The entire listing is to be repeated verbatim.
═══ Listed records ═══
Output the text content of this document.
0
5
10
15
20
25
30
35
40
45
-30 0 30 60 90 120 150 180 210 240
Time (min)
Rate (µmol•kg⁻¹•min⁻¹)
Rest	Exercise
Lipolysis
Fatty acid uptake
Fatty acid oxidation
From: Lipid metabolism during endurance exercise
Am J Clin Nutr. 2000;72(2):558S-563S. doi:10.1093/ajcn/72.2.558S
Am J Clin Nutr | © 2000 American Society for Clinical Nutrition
═══
Answer to the exercise:
Output the text content of this document.
0
5
10
15
20
25
30
35
40
45
-30 0 30 60 90 120 150 180 210 240
Time (min)
Rate (µmol•kg⁻¹•min⁻¹)
Rest	Exercise
Lipolysis
Fatty acid uptake
Fatty acid oxidation
From: Lipid metabolism during endurance exercise
Am J Clin Nutr. 2000;72(2):558S-563S. doi:10.1093/ajcn/72.2.558S
Am J Clin Nutr | © 2000 American Society for Clinical Nutrition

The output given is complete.